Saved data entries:
□ □ □ □

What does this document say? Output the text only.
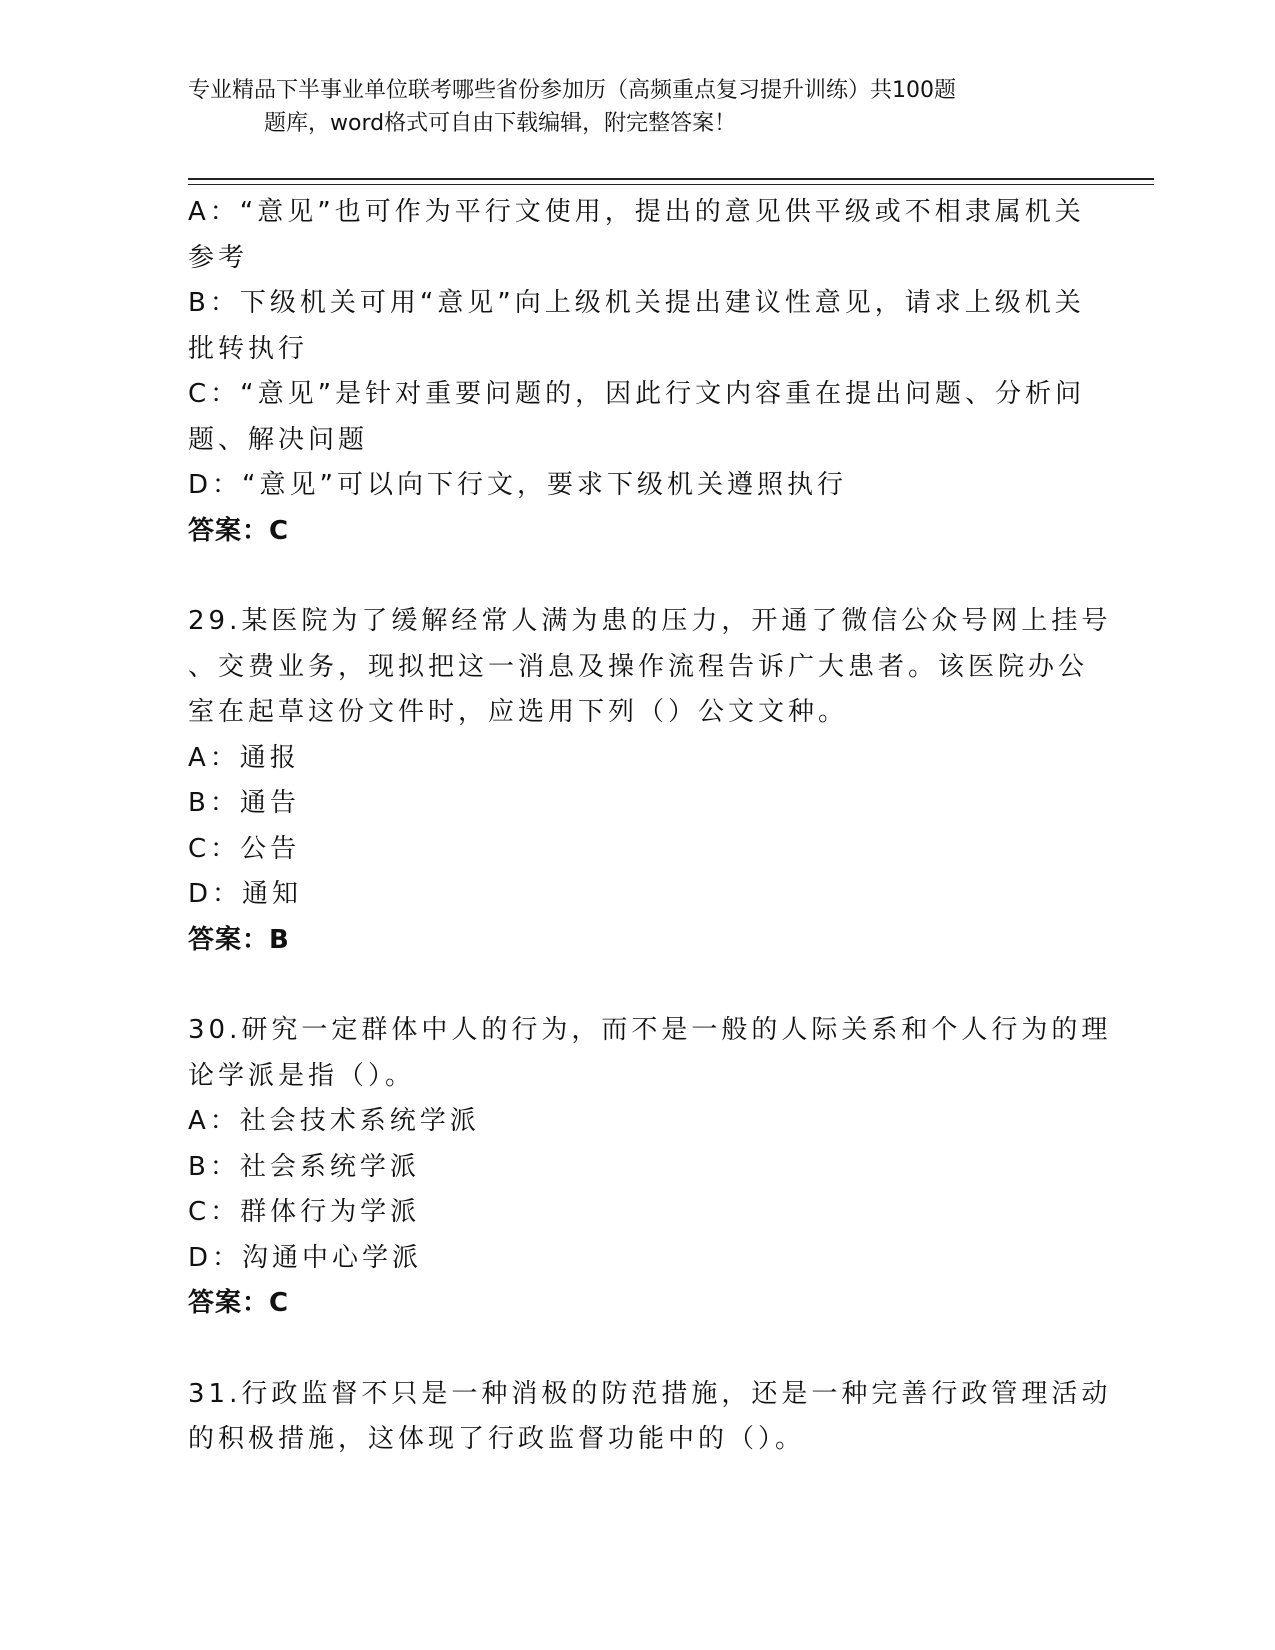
专业精品下半事业单位联考哪些省份参加历（高频重点复习提升训练）共100题
题库，word格式可自由下载编辑，附完整答案！
A：“意见”也可作为平行文使用，提出的意见供平级或不相隶属机关
参考
B：下级机关可用“意见”向上级机关提出建议性意见，请求上级机关
批转执行
C：“意见”是针对重要问题的，因此行文内容重在提出问题、分析问
题、解决问题
D：“意见”可以向下行文，要求下级机关遵照执行
答案：C
29.某医院为了缓解经常人满为患的压力，开通了微信公众号网上挂号
、交费业务，现拟把这一消息及操作流程告诉广大患者。该医院办公
室在起草这份文件时，应选用下列（）公文文种。
A：通报
B：通告
C：公告
D：通知
答案：B
30.研究一定群体中人的行为，而不是一般的人际关系和个人行为的理
论学派是指（）。
A：社会技术系统学派
B：社会系统学派
C：群体行为学派
D：沟通中心学派
答案：C
31.行政监督不只是一种消极的防范措施，还是一种完善行政管理活动
的积极措施，这体现了行政监督功能中的（）。
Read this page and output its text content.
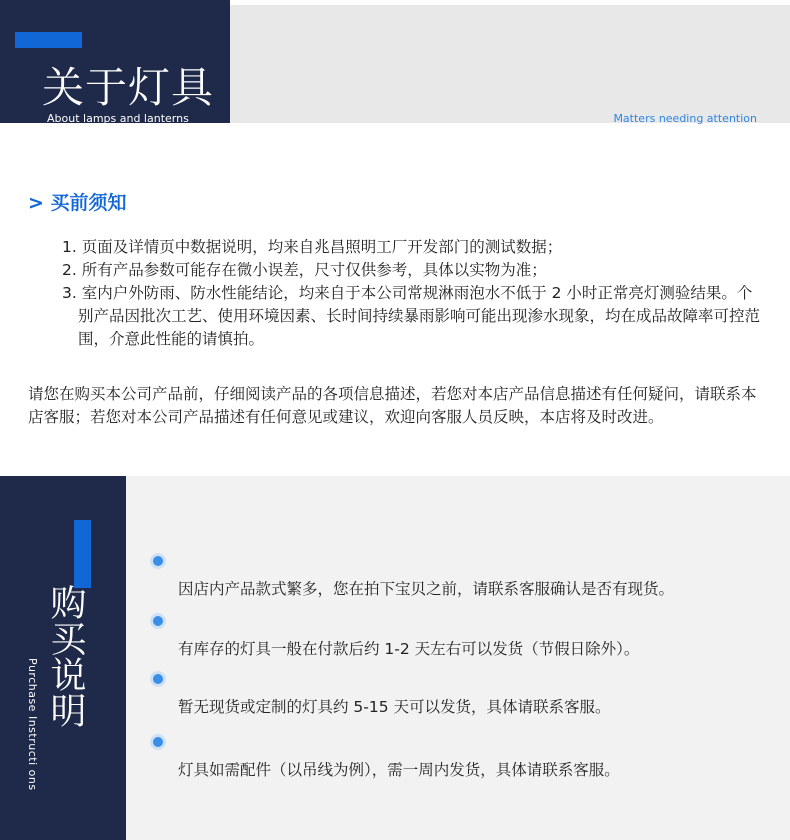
关于灯具
About lamps and lanterns	Matters needing attention
> 买前须知
1. 页面及详情页中数据说明，均来自兆昌照明工厂开发部门的测试数据；
2. 所有产品参数可能存在微小误差，尺寸仅供参考，具体以实物为准；
3. 室内户外防雨、防水性能结论，均来自于本公司常规淋雨泡水不低于 2 小时正常亮灯测验结果。个别产品因批次工艺、使用环境因素、长时间持续暴雨影响可能出现渗水现象，均在成品故障率可控范围，介意此性能的请慎拍。
请您在购买本公司产品前，仔细阅读产品的各项信息描述，若您对本店产品信息描述有任何疑问，请联系本店客服；若您对本公司产品描述有任何意见或建议，欢迎向客服人员反映，本店将及时改进。
购买说明
Purchase Instructi ons
因店内产品款式繁多，您在拍下宝贝之前，请联系客服确认是否有现货。
有库存的灯具一般在付款后约 1-2 天左右可以发货（节假日除外）。
暂无现货或定制的灯具约 5-15 天可以发货，具体请联系客服。
灯具如需配件（以吊线为例），需一周内发货，具体请联系客服。
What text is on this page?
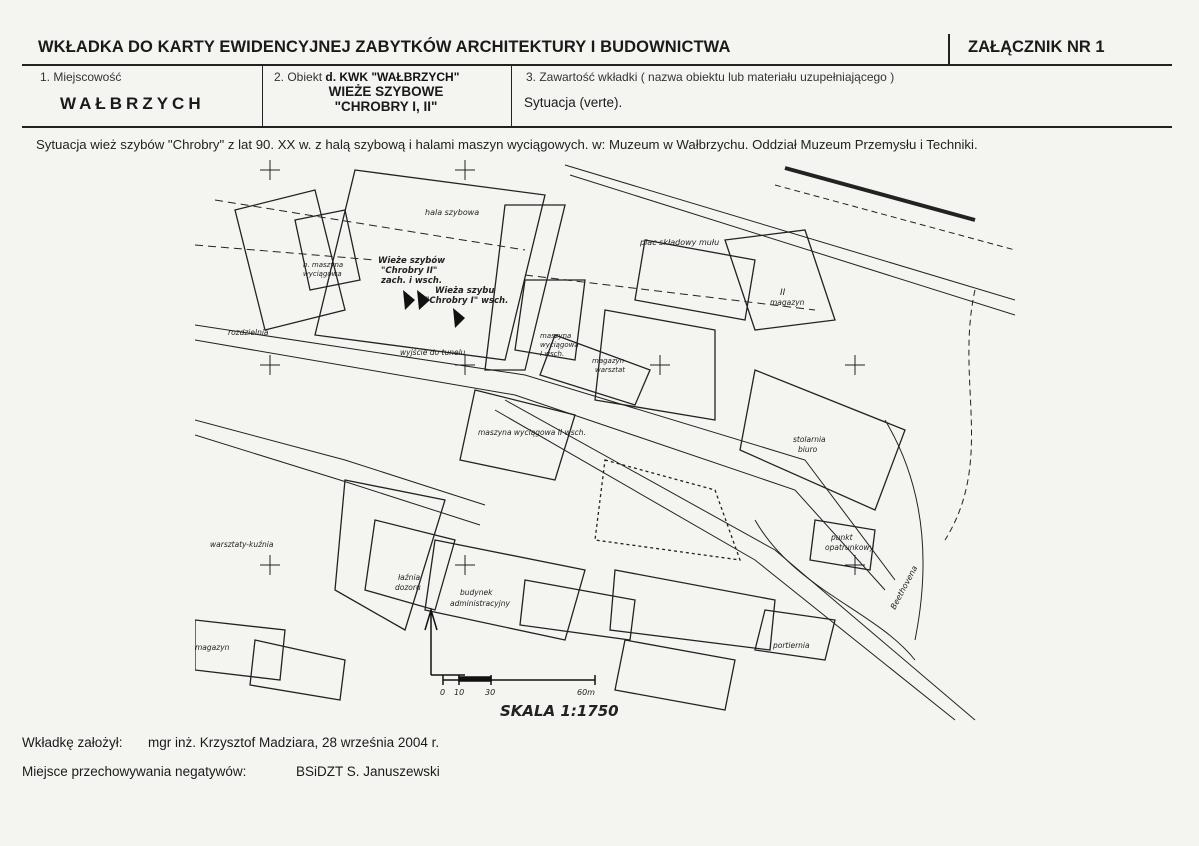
WKŁADKA DO KARTY EWIDENCYJNEJ ZABYTKÓW ARCHITEKTURY I BUDOWNICTWA	ZAŁĄCZNIK NR 1
1. Miejscowość
WAŁBRZYCH
2. Obiekt d. KWK "WAŁBRZYCH"
WIEŻE SZYBOWE
"CHROBRY I, II"
3. Zawartość wkładki ( nazwa obiektu lub materiału uzupełniającego )
Sytuacja (verte).
Sytuacja wież szybów "Chrobry" z lat 90. XX w. z halą szybową i halami maszyn wyciągowych. w: Muzeum w Wałbrzychu. Oddział Muzeum Przemysłu i Techniki.
hala szybowa
plac składowy mułu
Wieże szybów
"Chrobry II"
zach. i wsch.
Wieża szybu
"Chrobry I" wsch.
b. maszyna
wyciągowa
rozdzielnia
wyjście do tunelu
maszyna
wyciągowa
I wsch.
magazyn-
warsztat
maszyna wyciągowa II wsch.
II
magazyn
stolarnia
biuro
warsztaty-kuźnia
łaźnia
dozoru
budynek
administracyjny
portiernia
punkt
opatrunkowy
magazyn
Beethovena
0 10	30	60m
SKALA 1:1750
Wkładkę założył: mgr inż. Krzysztof Madziara, 28 września 2004 r.
Miejsce przechowywania negatywów:	BSiDZT S. Januszewski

□ □ □ □

- YOUR INSTRUCTIONS
Show all lines from the records above where the word "szybów" occurs.

- THE OUTPUT
Sytuacja wież szybów "Chrobry" z lat 90. XX w. z halą szybową i halami maszyn wyciągowych. w: Muzeum w Wałbrzychu. Oddział Muzeum Przemysłu i Techniki.
Wieże szybów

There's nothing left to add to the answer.